■ REQUIREMENT ■
Lay out every line of the listing below as a Markdown table with the columns Row and Text, numbering the lines in Row and leaving out blank lines.

—————

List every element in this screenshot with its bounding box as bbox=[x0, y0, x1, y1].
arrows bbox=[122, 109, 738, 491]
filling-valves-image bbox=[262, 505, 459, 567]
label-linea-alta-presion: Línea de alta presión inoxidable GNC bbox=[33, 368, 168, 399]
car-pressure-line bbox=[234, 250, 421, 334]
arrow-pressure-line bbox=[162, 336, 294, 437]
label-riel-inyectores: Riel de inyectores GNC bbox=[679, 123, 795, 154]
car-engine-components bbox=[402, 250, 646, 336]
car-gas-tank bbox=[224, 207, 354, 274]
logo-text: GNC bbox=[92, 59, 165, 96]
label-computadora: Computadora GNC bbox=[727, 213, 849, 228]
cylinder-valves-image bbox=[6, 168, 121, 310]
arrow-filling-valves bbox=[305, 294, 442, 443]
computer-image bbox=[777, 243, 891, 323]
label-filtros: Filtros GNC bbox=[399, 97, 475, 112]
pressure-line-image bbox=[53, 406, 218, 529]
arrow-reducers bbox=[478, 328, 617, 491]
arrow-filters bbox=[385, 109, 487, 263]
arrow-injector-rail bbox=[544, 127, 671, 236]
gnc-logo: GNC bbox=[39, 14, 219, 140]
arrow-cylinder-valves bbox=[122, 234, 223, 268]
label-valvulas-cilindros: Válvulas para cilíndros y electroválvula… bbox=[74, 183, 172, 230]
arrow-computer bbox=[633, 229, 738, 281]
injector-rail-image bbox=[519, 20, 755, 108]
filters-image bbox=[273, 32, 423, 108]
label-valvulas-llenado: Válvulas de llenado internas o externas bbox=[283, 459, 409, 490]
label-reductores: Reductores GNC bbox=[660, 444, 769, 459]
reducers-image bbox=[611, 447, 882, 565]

—————

■ RESULT OF THIS EXERCISE ■
| Row | Text |
|---|---|
| 1 | List every element in this screenshot with its bounding box as bbox=[x0, y0, x1, y1]. |
| 2 | arrows bbox=[122, 109, 738, 491] |
| 3 | filling-valves-image bbox=[262, 505, 459, 567] |
| 4 | label-linea-alta-presion: Línea de alta presión inoxidable GNC bbox=[33, 368, 168, 399] |
| 5 | car-pressure-line bbox=[234, 250, 421, 334] |
| 6 | arrow-pressure-line bbox=[162, 336, 294, 437] |
| 7 | label-riel-inyectores: Riel de inyectores GNC bbox=[679, 123, 795, 154] |
| 8 | car-engine-components bbox=[402, 250, 646, 336] |
| 9 | car-gas-tank bbox=[224, 207, 354, 274] |
| 10 | logo-text: GNC bbox=[92, 59, 165, 96] |
| 11 | label-computadora: Computadora GNC bbox=[727, 213, 849, 228] |
| 12 | cylinder-valves-image bbox=[6, 168, 121, 310] |
| 13 | arrow-filling-valves bbox=[305, 294, 442, 443] |
| 14 | computer-image bbox=[777, 243, 891, 323] |
| 15 | label-filtros: Filtros GNC bbox=[399, 97, 475, 112] |
| 16 | pressure-line-image bbox=[53, 406, 218, 529] |
| 17 | arrow-reducers bbox=[478, 328, 617, 491] |
| 18 | arrow-filters bbox=[385, 109, 487, 263] |
| 19 | arrow-injector-rail bbox=[544, 127, 671, 236] |
| 20 | gnc-logo: GNC bbox=[39, 14, 219, 140] |
| 21 | arrow-cylinder-valves bbox=[122, 234, 223, 268] |
| 22 | label-valvulas-cilindros: Válvulas para cilíndros y electroválvula… bbox=[74, 183, 172, 230] |
| 23 | arrow-computer bbox=[633, 229, 738, 281] |
| 24 | injector-rail-image bbox=[519, 20, 755, 108] |
| 25 | filters-image bbox=[273, 32, 423, 108] |
| 26 | label-valvulas-llenado: Válvulas de llenado internas o externas bbox=[283, 459, 409, 490] |
| 27 | label-reductores: Reductores GNC bbox=[660, 444, 769, 459] |
| 28 | reducers-image bbox=[611, 447, 882, 565] |